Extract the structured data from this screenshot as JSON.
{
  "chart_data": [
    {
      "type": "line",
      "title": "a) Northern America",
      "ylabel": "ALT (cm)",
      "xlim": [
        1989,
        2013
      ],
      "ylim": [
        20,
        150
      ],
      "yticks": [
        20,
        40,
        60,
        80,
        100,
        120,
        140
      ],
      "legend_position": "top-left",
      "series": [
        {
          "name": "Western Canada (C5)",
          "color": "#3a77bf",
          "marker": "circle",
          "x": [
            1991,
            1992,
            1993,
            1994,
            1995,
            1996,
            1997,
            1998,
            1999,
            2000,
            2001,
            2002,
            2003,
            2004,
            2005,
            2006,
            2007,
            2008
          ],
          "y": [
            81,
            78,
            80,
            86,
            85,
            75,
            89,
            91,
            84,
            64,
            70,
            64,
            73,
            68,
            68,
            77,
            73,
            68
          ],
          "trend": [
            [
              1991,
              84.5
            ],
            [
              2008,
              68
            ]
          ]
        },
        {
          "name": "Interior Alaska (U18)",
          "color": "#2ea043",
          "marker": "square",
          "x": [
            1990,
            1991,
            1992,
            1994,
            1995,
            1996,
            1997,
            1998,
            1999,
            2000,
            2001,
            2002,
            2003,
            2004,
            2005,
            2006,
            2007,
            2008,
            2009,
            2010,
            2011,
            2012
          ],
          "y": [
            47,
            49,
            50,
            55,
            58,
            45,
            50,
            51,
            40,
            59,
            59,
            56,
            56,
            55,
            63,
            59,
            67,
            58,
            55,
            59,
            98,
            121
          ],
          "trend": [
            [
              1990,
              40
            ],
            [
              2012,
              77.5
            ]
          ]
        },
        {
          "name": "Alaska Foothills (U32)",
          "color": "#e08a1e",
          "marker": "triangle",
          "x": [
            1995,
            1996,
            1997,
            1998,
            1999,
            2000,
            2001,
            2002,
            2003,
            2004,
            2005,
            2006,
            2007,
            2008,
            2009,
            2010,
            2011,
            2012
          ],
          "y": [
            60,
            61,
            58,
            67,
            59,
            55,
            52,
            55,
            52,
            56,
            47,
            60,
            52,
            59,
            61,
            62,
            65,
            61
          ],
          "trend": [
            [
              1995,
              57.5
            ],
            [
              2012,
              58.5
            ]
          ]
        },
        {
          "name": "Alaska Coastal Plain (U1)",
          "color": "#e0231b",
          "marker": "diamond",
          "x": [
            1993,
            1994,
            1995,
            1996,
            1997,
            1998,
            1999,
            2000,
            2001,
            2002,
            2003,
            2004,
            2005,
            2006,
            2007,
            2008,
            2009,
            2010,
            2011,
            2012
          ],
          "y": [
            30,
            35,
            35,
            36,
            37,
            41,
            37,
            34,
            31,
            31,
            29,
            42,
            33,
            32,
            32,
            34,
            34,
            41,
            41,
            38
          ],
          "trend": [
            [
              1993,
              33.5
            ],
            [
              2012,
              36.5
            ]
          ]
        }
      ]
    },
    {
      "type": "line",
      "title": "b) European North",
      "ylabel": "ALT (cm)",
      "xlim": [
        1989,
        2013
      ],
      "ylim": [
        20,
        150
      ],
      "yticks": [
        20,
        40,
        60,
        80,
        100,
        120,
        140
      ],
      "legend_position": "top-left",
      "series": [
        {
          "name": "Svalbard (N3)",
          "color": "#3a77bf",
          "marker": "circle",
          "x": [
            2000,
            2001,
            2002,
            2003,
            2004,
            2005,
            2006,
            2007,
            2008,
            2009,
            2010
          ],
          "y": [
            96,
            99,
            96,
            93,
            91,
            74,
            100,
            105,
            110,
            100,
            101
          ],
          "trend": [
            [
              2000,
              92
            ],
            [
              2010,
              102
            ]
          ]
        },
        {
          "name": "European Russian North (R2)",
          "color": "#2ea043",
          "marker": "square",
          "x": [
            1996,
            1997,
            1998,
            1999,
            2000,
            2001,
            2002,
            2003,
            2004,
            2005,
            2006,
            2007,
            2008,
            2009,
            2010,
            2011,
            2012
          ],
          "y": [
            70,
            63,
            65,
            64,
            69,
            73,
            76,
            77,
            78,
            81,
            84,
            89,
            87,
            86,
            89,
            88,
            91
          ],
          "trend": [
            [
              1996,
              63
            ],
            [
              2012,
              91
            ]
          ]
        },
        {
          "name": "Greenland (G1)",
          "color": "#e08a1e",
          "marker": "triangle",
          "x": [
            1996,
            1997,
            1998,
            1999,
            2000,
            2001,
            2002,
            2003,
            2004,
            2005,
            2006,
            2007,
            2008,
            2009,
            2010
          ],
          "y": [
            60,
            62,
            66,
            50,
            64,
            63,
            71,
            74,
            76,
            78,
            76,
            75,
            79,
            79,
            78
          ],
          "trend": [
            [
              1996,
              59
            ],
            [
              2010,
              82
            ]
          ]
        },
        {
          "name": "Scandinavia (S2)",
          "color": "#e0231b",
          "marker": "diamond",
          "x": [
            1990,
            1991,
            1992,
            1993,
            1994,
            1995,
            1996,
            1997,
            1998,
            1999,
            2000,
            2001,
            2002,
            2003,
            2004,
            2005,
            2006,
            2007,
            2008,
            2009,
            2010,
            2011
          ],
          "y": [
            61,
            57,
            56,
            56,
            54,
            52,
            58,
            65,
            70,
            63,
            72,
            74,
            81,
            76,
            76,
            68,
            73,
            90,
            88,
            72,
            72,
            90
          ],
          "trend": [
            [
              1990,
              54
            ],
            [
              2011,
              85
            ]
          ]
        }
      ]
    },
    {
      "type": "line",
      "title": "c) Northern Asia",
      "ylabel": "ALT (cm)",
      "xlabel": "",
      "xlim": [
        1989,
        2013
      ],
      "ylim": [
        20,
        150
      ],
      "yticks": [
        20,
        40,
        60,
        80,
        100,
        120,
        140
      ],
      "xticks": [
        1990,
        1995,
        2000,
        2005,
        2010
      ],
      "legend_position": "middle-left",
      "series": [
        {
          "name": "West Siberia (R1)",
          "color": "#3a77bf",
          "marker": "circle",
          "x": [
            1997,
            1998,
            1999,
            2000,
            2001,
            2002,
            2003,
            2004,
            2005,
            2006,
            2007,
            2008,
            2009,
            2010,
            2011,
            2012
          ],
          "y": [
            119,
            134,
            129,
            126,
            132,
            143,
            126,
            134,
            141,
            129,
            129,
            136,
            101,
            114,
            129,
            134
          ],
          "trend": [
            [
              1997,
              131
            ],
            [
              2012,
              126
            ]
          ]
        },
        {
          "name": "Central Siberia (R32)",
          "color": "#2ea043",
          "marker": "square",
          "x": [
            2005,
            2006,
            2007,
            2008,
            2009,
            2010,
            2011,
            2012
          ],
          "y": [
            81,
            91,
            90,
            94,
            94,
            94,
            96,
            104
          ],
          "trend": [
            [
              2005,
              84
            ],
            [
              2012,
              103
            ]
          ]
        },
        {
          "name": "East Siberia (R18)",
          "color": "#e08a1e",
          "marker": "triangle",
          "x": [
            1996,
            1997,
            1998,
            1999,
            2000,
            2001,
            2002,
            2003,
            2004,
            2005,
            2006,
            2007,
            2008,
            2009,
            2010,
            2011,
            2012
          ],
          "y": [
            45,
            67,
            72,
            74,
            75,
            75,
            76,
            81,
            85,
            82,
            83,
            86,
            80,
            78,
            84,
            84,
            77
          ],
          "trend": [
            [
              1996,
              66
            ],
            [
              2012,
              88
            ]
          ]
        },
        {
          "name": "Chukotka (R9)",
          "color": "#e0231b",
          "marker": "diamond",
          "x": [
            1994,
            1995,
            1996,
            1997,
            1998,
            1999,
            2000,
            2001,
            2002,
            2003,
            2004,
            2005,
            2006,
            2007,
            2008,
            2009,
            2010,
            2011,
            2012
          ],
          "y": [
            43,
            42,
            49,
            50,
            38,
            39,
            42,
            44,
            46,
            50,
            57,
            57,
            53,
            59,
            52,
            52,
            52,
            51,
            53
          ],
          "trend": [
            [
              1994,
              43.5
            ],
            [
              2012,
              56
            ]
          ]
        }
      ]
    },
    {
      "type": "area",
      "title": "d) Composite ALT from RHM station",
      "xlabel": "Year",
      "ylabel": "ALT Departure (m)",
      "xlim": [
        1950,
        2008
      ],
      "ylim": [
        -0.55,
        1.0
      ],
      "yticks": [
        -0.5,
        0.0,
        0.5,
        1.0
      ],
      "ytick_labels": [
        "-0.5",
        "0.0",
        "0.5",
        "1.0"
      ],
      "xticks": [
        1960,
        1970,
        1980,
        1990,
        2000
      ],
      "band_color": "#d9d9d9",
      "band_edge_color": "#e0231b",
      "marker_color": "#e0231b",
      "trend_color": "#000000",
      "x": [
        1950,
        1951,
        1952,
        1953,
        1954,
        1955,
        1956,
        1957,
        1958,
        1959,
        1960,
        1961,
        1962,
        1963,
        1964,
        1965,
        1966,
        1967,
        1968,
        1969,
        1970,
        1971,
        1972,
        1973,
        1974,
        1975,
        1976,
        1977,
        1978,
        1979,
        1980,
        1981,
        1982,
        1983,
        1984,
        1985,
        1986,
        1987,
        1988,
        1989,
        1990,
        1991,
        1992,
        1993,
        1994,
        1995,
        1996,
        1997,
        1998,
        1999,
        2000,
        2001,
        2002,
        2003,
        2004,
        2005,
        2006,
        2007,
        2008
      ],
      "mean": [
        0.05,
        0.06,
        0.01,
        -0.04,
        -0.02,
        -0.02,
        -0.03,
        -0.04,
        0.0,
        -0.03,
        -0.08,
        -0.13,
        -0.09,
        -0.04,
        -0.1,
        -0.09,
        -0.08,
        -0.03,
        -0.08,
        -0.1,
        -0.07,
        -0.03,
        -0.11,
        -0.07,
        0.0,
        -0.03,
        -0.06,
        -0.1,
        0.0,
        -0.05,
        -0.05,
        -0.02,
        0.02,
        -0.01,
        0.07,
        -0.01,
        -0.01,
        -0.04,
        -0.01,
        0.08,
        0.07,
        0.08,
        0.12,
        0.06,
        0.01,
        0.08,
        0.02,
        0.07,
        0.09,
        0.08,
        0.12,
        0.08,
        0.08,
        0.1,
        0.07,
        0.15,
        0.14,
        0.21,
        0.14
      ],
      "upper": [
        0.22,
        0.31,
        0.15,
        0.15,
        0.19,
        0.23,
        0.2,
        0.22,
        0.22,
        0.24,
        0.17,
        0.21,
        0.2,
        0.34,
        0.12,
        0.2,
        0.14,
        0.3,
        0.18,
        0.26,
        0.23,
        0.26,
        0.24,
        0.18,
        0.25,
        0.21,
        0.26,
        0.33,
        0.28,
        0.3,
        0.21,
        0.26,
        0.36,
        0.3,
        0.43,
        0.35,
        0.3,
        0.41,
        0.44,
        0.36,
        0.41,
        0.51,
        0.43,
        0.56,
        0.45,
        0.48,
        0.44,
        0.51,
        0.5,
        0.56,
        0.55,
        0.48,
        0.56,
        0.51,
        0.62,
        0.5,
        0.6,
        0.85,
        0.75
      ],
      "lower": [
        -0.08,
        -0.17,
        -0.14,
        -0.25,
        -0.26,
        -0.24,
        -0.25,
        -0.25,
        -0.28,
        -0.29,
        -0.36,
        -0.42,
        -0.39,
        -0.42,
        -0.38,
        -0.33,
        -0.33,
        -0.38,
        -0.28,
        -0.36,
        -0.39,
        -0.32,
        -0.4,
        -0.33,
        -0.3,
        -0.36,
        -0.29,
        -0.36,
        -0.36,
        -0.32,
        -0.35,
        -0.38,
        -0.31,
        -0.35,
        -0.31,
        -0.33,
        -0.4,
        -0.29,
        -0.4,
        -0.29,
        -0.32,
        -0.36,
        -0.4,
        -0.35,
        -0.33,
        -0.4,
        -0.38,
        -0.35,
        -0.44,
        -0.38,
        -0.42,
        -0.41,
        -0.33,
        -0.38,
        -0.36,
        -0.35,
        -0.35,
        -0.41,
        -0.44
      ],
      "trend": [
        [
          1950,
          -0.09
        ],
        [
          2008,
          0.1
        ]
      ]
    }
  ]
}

◆ ◆ ◆ ◆ ◆ ◆ ◆

## Exercise brief
Copy each line above that contains the string "European".

## Task answer
      "title": "b) European North",
          "name": "European Russian North (R2)",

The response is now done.